___ PROVIDED MATERIAL ___

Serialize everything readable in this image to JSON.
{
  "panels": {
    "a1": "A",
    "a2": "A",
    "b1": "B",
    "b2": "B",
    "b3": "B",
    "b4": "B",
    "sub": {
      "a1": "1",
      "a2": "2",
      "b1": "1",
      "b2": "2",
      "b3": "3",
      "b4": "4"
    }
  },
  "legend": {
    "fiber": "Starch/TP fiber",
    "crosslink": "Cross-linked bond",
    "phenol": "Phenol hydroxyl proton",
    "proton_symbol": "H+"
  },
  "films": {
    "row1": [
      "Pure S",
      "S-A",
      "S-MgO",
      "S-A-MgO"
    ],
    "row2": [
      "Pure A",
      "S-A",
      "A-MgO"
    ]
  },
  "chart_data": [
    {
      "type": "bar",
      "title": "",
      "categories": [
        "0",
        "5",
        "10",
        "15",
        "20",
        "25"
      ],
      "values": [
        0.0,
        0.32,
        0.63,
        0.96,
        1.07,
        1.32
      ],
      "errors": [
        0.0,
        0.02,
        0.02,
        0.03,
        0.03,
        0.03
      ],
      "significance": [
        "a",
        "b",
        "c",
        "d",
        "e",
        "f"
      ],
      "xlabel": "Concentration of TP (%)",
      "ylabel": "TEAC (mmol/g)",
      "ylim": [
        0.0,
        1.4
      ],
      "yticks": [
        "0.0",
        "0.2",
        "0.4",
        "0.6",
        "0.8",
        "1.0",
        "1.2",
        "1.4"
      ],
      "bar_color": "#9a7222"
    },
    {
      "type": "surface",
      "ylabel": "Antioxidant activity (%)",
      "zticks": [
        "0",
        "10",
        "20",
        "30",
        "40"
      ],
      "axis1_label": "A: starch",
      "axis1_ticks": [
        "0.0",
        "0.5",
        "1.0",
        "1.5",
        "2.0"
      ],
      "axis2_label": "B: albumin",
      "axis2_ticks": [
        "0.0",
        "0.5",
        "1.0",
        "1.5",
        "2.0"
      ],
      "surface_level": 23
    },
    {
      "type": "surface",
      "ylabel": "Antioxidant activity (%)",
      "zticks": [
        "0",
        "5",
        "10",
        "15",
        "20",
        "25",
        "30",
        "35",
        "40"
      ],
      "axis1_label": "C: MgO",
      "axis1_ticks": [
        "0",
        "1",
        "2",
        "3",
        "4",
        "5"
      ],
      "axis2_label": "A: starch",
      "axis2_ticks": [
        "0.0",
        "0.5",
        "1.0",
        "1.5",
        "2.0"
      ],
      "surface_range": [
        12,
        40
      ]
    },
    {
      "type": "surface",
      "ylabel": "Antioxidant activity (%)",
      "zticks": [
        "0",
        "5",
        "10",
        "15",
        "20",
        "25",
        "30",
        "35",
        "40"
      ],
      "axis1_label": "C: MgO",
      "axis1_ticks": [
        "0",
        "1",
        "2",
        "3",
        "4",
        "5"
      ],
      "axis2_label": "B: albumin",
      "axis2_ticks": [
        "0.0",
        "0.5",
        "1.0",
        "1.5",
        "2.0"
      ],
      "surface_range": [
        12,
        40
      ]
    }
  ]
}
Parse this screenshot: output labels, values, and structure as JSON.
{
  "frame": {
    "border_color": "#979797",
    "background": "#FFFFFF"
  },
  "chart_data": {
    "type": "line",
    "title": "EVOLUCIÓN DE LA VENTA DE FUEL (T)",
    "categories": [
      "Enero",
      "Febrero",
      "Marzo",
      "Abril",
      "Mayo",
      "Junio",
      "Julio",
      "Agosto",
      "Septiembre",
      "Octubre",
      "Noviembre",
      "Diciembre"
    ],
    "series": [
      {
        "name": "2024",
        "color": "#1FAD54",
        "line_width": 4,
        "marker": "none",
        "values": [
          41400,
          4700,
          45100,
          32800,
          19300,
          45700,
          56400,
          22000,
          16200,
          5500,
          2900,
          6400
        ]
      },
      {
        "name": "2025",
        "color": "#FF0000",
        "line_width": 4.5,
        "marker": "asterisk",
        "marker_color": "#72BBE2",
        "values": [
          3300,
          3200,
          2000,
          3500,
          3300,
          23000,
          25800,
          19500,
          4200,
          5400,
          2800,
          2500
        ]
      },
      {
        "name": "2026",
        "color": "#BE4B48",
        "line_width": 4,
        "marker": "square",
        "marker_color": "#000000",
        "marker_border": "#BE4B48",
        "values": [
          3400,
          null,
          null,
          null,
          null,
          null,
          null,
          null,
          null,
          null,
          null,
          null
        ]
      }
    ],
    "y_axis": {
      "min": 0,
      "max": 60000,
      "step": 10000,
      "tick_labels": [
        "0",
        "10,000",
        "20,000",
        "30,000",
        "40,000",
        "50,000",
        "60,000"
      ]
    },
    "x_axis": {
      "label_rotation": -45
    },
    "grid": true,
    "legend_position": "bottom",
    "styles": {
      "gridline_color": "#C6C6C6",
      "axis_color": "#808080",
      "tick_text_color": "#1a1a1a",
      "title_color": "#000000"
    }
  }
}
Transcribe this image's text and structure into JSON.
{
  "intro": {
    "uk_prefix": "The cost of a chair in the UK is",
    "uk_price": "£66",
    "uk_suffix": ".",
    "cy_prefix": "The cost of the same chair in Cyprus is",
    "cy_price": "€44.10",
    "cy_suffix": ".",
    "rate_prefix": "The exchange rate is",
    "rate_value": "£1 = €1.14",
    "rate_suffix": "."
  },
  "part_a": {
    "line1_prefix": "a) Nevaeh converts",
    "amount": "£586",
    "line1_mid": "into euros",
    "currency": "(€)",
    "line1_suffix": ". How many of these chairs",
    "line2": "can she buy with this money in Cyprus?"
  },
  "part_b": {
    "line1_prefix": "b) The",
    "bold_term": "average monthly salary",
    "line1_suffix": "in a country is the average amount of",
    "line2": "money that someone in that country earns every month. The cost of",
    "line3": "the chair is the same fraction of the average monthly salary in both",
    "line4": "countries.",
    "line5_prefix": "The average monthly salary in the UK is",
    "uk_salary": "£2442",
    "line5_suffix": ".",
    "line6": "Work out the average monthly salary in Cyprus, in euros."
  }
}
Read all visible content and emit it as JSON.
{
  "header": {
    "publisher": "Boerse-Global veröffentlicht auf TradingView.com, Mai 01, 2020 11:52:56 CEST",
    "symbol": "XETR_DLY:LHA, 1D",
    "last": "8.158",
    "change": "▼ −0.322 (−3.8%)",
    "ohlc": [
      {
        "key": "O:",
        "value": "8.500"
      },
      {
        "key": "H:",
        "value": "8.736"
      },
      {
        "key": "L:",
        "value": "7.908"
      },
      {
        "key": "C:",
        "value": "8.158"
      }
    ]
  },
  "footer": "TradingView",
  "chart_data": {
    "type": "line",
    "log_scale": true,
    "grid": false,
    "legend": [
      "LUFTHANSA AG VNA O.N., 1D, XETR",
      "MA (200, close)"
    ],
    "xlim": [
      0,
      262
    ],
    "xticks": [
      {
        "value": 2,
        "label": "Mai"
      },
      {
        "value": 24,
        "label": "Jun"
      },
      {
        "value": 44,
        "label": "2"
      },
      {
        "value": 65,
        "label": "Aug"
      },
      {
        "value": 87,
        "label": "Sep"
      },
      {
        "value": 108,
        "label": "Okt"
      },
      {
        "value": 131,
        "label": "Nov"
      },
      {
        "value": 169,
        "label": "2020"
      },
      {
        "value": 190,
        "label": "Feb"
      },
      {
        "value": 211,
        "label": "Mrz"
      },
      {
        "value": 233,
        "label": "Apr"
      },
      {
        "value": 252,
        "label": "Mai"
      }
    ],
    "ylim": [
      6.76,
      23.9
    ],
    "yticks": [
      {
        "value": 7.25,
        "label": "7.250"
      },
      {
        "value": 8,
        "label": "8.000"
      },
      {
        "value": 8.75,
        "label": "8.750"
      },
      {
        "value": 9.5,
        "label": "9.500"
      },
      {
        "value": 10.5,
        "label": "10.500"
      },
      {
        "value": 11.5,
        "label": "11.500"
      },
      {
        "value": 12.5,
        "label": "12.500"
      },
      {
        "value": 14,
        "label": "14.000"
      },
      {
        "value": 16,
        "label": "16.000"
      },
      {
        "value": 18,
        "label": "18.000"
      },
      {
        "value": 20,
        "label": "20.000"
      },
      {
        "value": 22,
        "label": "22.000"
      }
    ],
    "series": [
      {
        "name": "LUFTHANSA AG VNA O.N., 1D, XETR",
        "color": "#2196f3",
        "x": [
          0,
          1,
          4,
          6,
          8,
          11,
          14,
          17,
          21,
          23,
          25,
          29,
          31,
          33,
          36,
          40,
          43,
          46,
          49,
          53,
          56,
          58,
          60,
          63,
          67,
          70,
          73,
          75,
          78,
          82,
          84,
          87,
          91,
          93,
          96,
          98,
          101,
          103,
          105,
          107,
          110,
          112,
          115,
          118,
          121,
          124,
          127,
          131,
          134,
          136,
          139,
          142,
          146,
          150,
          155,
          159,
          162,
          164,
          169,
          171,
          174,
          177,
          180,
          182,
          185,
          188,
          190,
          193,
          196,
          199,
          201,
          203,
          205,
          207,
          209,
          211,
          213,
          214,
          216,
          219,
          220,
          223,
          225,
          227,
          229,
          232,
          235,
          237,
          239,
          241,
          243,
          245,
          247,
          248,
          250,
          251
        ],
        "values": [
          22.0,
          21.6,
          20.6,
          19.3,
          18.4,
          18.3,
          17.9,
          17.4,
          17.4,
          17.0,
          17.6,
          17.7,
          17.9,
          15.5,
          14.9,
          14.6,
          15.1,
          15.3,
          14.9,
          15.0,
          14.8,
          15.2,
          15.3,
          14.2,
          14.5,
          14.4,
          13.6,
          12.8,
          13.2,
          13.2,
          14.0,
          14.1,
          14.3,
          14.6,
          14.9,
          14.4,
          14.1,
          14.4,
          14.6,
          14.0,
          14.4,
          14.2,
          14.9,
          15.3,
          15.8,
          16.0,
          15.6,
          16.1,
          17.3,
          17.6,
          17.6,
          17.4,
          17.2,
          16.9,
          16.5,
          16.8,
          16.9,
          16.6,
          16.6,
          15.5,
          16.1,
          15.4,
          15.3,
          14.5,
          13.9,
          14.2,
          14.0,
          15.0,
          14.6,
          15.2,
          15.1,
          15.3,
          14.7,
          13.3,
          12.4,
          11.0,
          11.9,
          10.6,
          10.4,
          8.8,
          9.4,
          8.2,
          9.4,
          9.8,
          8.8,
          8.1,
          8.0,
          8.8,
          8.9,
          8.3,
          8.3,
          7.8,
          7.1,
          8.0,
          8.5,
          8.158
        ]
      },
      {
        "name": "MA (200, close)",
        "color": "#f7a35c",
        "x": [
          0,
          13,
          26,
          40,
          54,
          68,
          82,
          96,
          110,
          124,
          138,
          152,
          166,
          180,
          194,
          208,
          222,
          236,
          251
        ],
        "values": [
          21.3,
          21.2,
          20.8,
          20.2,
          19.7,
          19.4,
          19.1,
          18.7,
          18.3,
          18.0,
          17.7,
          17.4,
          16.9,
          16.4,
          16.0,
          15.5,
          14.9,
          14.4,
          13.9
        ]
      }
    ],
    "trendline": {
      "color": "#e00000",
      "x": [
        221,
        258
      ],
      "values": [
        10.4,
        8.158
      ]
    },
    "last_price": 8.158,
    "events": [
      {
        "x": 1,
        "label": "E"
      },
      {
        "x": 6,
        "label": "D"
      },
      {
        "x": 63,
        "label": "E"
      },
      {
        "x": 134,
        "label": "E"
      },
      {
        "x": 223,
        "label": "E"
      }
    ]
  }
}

___

SET TASK: Of the lines in the records, determine how many contain the word "amount", and report that number alone.

SOLUTION TO THE PROBLEM: 2